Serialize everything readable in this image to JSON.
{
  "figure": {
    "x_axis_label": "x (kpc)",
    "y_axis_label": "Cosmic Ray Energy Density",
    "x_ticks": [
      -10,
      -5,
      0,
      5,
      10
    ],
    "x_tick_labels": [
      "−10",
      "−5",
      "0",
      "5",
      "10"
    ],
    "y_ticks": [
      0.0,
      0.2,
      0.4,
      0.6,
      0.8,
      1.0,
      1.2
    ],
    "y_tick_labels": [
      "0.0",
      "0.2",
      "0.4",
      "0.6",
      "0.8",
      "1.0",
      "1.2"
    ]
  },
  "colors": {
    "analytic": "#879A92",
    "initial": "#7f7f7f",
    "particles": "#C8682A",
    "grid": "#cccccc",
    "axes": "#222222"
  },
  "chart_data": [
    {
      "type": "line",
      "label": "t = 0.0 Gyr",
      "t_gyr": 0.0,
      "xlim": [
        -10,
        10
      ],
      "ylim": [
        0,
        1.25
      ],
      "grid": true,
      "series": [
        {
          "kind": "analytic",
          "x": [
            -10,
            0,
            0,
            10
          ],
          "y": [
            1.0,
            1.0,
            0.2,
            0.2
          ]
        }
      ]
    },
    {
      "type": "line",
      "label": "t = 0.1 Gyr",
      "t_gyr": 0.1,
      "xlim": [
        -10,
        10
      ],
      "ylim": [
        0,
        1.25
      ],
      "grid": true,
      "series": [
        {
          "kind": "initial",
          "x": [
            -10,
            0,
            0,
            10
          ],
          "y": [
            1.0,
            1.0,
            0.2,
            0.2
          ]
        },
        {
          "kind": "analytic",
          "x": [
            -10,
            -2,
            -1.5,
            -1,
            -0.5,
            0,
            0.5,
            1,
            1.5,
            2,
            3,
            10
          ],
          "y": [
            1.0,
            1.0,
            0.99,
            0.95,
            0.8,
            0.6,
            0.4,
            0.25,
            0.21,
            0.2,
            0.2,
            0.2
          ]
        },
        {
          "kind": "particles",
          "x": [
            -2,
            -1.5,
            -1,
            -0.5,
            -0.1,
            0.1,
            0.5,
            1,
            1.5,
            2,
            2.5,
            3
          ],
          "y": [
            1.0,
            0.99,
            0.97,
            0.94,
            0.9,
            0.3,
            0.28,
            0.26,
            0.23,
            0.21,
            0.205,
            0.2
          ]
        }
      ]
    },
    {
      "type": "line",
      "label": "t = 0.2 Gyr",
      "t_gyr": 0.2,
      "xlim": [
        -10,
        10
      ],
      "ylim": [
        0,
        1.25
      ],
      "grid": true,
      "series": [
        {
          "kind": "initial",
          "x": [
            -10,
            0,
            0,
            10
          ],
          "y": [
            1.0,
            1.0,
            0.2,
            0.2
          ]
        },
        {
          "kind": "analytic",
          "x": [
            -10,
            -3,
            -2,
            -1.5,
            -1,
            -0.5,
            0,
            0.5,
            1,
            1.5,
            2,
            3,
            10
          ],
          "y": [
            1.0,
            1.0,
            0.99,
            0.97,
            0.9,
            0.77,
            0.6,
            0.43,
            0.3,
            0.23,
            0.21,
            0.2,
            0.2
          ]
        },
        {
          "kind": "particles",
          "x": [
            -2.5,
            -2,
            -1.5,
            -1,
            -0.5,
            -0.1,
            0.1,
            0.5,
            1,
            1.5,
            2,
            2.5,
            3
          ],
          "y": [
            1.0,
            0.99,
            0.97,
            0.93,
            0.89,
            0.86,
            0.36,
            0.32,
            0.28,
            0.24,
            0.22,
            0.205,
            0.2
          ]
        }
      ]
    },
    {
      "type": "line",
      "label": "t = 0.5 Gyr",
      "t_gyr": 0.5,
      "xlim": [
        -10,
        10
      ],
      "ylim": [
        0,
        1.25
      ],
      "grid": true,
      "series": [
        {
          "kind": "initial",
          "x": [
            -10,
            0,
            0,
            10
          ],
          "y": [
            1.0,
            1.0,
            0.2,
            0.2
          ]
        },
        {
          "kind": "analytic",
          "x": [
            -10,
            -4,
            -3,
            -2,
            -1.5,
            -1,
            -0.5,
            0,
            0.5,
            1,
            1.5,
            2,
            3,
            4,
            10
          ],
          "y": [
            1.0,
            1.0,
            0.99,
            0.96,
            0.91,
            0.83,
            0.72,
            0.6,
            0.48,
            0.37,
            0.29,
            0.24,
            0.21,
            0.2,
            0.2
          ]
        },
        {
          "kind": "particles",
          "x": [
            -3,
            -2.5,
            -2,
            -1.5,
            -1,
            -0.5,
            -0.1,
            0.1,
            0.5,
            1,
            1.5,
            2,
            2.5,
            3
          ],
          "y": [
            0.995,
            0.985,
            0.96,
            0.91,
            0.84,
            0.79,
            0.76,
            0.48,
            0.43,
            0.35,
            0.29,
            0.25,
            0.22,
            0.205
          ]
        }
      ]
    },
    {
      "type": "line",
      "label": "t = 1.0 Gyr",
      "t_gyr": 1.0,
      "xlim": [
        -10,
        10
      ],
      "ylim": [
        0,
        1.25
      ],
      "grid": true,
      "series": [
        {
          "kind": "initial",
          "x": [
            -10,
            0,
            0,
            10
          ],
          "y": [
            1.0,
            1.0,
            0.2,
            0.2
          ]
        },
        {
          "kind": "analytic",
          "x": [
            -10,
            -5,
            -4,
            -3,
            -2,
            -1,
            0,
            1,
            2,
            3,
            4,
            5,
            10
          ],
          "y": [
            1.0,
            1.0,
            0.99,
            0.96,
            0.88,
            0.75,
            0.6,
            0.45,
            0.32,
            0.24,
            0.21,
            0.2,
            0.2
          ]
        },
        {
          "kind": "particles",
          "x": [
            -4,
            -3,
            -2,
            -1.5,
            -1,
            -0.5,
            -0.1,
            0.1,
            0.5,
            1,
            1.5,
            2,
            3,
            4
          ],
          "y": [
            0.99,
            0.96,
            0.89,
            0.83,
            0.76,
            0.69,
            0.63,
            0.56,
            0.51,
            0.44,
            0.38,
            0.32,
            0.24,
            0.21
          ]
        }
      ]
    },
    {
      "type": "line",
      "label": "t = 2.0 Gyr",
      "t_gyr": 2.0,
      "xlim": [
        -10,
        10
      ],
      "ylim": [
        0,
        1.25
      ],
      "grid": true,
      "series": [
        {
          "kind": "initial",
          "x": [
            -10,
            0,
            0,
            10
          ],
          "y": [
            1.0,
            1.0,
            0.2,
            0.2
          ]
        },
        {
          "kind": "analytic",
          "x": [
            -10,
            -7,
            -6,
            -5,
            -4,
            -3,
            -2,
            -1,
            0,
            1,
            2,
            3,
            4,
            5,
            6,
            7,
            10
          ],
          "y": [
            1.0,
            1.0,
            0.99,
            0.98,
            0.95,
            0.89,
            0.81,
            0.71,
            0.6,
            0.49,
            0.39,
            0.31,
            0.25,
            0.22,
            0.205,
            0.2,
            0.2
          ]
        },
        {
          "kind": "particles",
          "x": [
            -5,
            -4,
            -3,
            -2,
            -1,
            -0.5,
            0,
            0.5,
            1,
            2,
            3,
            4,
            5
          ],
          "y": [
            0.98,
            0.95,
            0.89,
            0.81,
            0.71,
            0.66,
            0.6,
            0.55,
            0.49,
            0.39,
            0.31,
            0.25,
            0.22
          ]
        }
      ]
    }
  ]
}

→ AIM: Recopy the entries above exactly, with every line included.

→ COMPLETE ANSWER:
Serialize everything readable in this image to JSON.
{
  "figure": {
    "x_axis_label": "x (kpc)",
    "y_axis_label": "Cosmic Ray Energy Density",
    "x_ticks": [
      -10,
      -5,
      0,
      5,
      10
    ],
    "x_tick_labels": [
      "−10",
      "−5",
      "0",
      "5",
      "10"
    ],
    "y_ticks": [
      0.0,
      0.2,
      0.4,
      0.6,
      0.8,
      1.0,
      1.2
    ],
    "y_tick_labels": [
      "0.0",
      "0.2",
      "0.4",
      "0.6",
      "0.8",
      "1.0",
      "1.2"
    ]
  },
  "colors": {
    "analytic": "#879A92",
    "initial": "#7f7f7f",
    "particles": "#C8682A",
    "grid": "#cccccc",
    "axes": "#222222"
  },
  "chart_data": [
    {
      "type": "line",
      "label": "t = 0.0 Gyr",
      "t_gyr": 0.0,
      "xlim": [
        -10,
        10
      ],
      "ylim": [
        0,
        1.25
      ],
      "grid": true,
      "series": [
        {
          "kind": "analytic",
          "x": [
            -10,
            0,
            0,
            10
          ],
          "y": [
            1.0,
            1.0,
            0.2,
            0.2
          ]
        }
      ]
    },
    {
      "type": "line",
      "label": "t = 0.1 Gyr",
      "t_gyr": 0.1,
      "xlim": [
        -10,
        10
      ],
      "ylim": [
        0,
        1.25
      ],
      "grid": true,
      "series": [
        {
          "kind": "initial",
          "x": [
            -10,
            0,
            0,
            10
          ],
          "y": [
            1.0,
            1.0,
            0.2,
            0.2
          ]
        },
        {
          "kind": "analytic",
          "x": [
            -10,
            -2,
            -1.5,
            -1,
            -0.5,
            0,
            0.5,
            1,
            1.5,
            2,
            3,
            10
          ],
          "y": [
            1.0,
            1.0,
            0.99,
            0.95,
            0.8,
            0.6,
            0.4,
            0.25,
            0.21,
            0.2,
            0.2,
            0.2
          ]
        },
        {
          "kind": "particles",
          "x": [
            -2,
            -1.5,
            -1,
            -0.5,
            -0.1,
            0.1,
            0.5,
            1,
            1.5,
            2,
            2.5,
            3
          ],
          "y": [
            1.0,
            0.99,
            0.97,
            0.94,
            0.9,
            0.3,
            0.28,
            0.26,
            0.23,
            0.21,
            0.205,
            0.2
          ]
        }
      ]
    },
    {
      "type": "line",
      "label": "t = 0.2 Gyr",
      "t_gyr": 0.2,
      "xlim": [
        -10,
        10
      ],
      "ylim": [
        0,
        1.25
      ],
      "grid": true,
      "series": [
        {
          "kind": "initial",
          "x": [
            -10,
            0,
            0,
            10
          ],
          "y": [
            1.0,
            1.0,
            0.2,
            0.2
          ]
        },
        {
          "kind": "analytic",
          "x": [
            -10,
            -3,
            -2,
            -1.5,
            -1,
            -0.5,
            0,
            0.5,
            1,
            1.5,
            2,
            3,
            10
          ],
          "y": [
            1.0,
            1.0,
            0.99,
            0.97,
            0.9,
            0.77,
            0.6,
            0.43,
            0.3,
            0.23,
            0.21,
            0.2,
            0.2
          ]
        },
        {
          "kind": "particles",
          "x": [
            -2.5,
            -2,
            -1.5,
            -1,
            -0.5,
            -0.1,
            0.1,
            0.5,
            1,
            1.5,
            2,
            2.5,
            3
          ],
          "y": [
            1.0,
            0.99,
            0.97,
            0.93,
            0.89,
            0.86,
            0.36,
            0.32,
            0.28,
            0.24,
            0.22,
            0.205,
            0.2
          ]
        }
      ]
    },
    {
      "type": "line",
      "label": "t = 0.5 Gyr",
      "t_gyr": 0.5,
      "xlim": [
        -10,
        10
      ],
      "ylim": [
        0,
        1.25
      ],
      "grid": true,
      "series": [
        {
          "kind": "initial",
          "x": [
            -10,
            0,
            0,
            10
          ],
          "y": [
            1.0,
            1.0,
            0.2,
            0.2
          ]
        },
        {
          "kind": "analytic",
          "x": [
            -10,
            -4,
            -3,
            -2,
            -1.5,
            -1,
            -0.5,
            0,
            0.5,
            1,
            1.5,
            2,
            3,
            4,
            10
          ],
          "y": [
            1.0,
            1.0,
            0.99,
            0.96,
            0.91,
            0.83,
            0.72,
            0.6,
            0.48,
            0.37,
            0.29,
            0.24,
            0.21,
            0.2,
            0.2
          ]
        },
        {
          "kind": "particles",
          "x": [
            -3,
            -2.5,
            -2,
            -1.5,
            -1,
            -0.5,
            -0.1,
            0.1,
            0.5,
            1,
            1.5,
            2,
            2.5,
            3
          ],
          "y": [
            0.995,
            0.985,
            0.96,
            0.91,
            0.84,
            0.79,
            0.76,
            0.48,
            0.43,
            0.35,
            0.29,
            0.25,
            0.22,
            0.205
          ]
        }
      ]
    },
    {
      "type": "line",
      "label": "t = 1.0 Gyr",
      "t_gyr": 1.0,
      "xlim": [
        -10,
        10
      ],
      "ylim": [
        0,
        1.25
      ],
      "grid": true,
      "series": [
        {
          "kind": "initial",
          "x": [
            -10,
            0,
            0,
            10
          ],
          "y": [
            1.0,
            1.0,
            0.2,
            0.2
          ]
        },
        {
          "kind": "analytic",
          "x": [
            -10,
            -5,
            -4,
            -3,
            -2,
            -1,
            0,
            1,
            2,
            3,
            4,
            5,
            10
          ],
          "y": [
            1.0,
            1.0,
            0.99,
            0.96,
            0.88,
            0.75,
            0.6,
            0.45,
            0.32,
            0.24,
            0.21,
            0.2,
            0.2
          ]
        },
        {
          "kind": "particles",
          "x": [
            -4,
            -3,
            -2,
            -1.5,
            -1,
            -0.5,
            -0.1,
            0.1,
            0.5,
            1,
            1.5,
            2,
            3,
            4
          ],
          "y": [
            0.99,
            0.96,
            0.89,
            0.83,
            0.76,
            0.69,
            0.63,
            0.56,
            0.51,
            0.44,
            0.38,
            0.32,
            0.24,
            0.21
          ]
        }
      ]
    },
    {
      "type": "line",
      "label": "t = 2.0 Gyr",
      "t_gyr": 2.0,
      "xlim": [
        -10,
        10
      ],
      "ylim": [
        0,
        1.25
      ],
      "grid": true,
      "series": [
        {
          "kind": "initial",
          "x": [
            -10,
            0,
            0,
            10
          ],
          "y": [
            1.0,
            1.0,
            0.2,
            0.2
          ]
        },
        {
          "kind": "analytic",
          "x": [
            -10,
            -7,
            -6,
            -5,
            -4,
            -3,
            -2,
            -1,
            0,
            1,
            2,
            3,
            4,
            5,
            6,
            7,
            10
          ],
          "y": [
            1.0,
            1.0,
            0.99,
            0.98,
            0.95,
            0.89,
            0.81,
            0.71,
            0.6,
            0.49,
            0.39,
            0.31,
            0.25,
            0.22,
            0.205,
            0.2,
            0.2
          ]
        },
        {
          "kind": "particles",
          "x": [
            -5,
            -4,
            -3,
            -2,
            -1,
            -0.5,
            0,
            0.5,
            1,
            2,
            3,
            4,
            5
          ],
          "y": [
            0.98,
            0.95,
            0.89,
            0.81,
            0.71,
            0.66,
            0.6,
            0.55,
            0.49,
            0.39,
            0.31,
            0.25,
            0.22
          ]
        }
      ]
    }
  ]
}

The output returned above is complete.